• [Trecho do texto]
════════
Foi então que o governo americano validou um projeto de segurança nacional, que acabaria sendo adotado – cada qual com suas peculiaridades – pelos seus estados-satélites, entre eles o Brasil. No Brasil, foi criado o Serviço Nacional de Informações (SNI), do qual um dos fundadores foi o notório general Golbery do Couto e Silva.   

 

Dentre suas muitas atribuições, uma das obrigações primordiais do SNI era detectar focos de disseminação do comunismo no Brasil. Ativistas, agentes e militantes da doutrina – quando descobertos – eram interceptados e levados, muitas vezes sob coerção, para interrogatórios nas dependências do DOPS.  

 

Então poderiam ocorrer, sim – como frequentemente ocorriam – sessões de tortura. Ainda que a mídia e todo o establishment progressista façam o possível para demonizar os militares, e vilipendiar com fervor as forças armadas, em uma sorrateira tentativa de ocultar a realidade, a verdade mostra, de forma clara e evidente, que o exército brasileiro estava caçando militantes e terroristas comunistas, que pretendiam implementar um regime totalitário no Brasil, divergindo apenas com relação ao modelo que seria implantado: havia o cubano, de composição castrista, o soviético, de matriz stalinista e o chinês, de inspiração maoísta. 

 

Na época do regime militar, existiam mais de trinta grupos de guerrilheiros comunistas no Brasil, muitos deles financiados diretamente por Cuba. Tendo enfrentado o exército brasileiro em diversas ocasiões, o confronto mais aberto do período aconteceu na notória Guerrilha do Araguaia, onde militantes comunistas deliberadamente assassinavam os seus companheiros que pretendiam desertar, abandonar a causa e regressar para as suas famílias.
════════
• [Objetivo da tarefa] Reproduza fielmente a parte do texto sobre o SNI e o regime militar que se inicia com as palavras "Foi então que" e se encerra com "dependências do DOPS.".

(Registros de dados)
════════
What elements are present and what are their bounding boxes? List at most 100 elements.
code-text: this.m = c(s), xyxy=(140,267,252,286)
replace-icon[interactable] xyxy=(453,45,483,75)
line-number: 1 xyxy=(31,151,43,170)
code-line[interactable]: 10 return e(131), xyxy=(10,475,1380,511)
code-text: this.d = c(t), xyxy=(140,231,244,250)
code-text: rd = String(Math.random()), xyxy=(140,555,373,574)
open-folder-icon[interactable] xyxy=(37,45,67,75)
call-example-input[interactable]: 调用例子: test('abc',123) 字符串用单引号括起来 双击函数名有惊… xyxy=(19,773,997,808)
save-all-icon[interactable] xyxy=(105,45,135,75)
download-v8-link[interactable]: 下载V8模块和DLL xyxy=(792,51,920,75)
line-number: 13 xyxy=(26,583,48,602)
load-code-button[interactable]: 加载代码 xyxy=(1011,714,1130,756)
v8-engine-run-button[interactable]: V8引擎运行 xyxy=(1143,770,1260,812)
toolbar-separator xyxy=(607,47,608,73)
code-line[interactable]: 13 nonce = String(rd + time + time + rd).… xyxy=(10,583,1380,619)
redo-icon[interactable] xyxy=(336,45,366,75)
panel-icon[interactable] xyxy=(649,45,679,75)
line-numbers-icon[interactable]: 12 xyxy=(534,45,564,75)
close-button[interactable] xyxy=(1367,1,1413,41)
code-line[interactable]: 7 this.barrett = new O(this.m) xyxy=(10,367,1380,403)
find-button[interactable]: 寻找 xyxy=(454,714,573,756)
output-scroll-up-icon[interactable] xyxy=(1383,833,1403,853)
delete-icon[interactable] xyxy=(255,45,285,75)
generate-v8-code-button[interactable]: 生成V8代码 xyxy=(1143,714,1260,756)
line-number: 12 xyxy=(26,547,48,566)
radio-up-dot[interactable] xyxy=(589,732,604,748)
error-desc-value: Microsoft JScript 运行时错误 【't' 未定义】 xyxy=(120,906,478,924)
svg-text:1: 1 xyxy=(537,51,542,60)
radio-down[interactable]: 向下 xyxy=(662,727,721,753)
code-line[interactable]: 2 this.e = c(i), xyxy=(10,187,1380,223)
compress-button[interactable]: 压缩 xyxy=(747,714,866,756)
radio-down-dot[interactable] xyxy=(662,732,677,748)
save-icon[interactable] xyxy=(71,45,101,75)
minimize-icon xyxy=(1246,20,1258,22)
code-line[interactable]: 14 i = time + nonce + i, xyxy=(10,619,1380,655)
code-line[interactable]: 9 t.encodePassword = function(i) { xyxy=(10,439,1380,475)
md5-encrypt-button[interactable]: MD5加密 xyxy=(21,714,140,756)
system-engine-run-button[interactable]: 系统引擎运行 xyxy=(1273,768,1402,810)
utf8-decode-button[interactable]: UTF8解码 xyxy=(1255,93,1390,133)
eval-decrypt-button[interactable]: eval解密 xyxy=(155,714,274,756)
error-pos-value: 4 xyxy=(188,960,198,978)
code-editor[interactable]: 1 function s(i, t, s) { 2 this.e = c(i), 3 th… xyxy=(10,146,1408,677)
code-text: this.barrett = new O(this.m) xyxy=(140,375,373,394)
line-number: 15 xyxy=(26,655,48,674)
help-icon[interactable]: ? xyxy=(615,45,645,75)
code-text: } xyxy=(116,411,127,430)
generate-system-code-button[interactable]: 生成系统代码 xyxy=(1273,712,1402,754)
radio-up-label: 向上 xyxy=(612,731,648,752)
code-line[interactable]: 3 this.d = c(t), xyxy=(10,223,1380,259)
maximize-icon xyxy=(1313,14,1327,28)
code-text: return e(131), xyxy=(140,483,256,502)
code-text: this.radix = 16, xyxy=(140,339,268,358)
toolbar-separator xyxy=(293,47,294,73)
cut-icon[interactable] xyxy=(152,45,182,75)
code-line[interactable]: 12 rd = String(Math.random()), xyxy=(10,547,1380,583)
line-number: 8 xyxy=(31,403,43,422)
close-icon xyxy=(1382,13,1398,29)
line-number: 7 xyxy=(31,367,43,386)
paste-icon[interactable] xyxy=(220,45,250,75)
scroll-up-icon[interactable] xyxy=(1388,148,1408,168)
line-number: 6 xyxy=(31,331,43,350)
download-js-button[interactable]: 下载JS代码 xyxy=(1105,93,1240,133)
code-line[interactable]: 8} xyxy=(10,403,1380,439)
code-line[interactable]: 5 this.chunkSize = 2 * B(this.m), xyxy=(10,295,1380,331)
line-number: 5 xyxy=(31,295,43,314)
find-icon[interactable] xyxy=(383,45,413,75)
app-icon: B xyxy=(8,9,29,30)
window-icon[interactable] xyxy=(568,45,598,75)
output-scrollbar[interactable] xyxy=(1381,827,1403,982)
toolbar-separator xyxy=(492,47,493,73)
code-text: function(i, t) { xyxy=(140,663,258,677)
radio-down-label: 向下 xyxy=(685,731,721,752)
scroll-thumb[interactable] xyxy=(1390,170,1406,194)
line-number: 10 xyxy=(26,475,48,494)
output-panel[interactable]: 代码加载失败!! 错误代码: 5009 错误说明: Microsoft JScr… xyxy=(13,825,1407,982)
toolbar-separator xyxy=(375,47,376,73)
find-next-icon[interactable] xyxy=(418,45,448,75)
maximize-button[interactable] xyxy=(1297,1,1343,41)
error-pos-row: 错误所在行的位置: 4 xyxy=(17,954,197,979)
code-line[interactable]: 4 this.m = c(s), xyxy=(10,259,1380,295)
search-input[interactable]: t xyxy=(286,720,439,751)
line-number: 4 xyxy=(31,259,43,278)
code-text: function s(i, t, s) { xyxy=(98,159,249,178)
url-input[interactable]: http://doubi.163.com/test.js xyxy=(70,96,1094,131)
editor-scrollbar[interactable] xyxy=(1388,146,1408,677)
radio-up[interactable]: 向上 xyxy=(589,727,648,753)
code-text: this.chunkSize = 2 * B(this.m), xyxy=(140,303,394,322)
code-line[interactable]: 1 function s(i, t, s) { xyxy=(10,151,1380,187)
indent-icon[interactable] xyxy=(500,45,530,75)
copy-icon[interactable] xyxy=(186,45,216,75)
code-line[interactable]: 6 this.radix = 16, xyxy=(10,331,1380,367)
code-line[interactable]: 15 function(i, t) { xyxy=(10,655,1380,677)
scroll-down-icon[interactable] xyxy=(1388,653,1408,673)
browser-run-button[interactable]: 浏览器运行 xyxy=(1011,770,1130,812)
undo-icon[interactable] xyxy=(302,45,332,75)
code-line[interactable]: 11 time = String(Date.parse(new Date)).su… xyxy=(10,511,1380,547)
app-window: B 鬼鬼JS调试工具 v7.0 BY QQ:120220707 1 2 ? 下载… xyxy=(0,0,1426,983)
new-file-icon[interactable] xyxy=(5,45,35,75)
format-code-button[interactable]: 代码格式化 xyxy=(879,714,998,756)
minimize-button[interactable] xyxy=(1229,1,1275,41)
════════
• [Resposta]
Foi então que o governo americano validou um projeto de segurança nacional, que acabaria sendo adotado – cada qual com suas peculiaridades – pelos seus estados-satélites, entre eles o Brasil. No Brasil, foi criado o Serviço Nacional de Informações (SNI), do qual um dos fundadores foi o notório general Golbery do Couto e Silva.   

 

Dentre suas muitas atribuições, uma das obrigações primordiais do SNI era detectar focos de disseminação do comunismo no Brasil. Ativistas, agentes e militantes da doutrina – quando descobertos – eram interceptados e levados, muitas vezes sob coerção, para interrogatórios nas dependências do DOPS.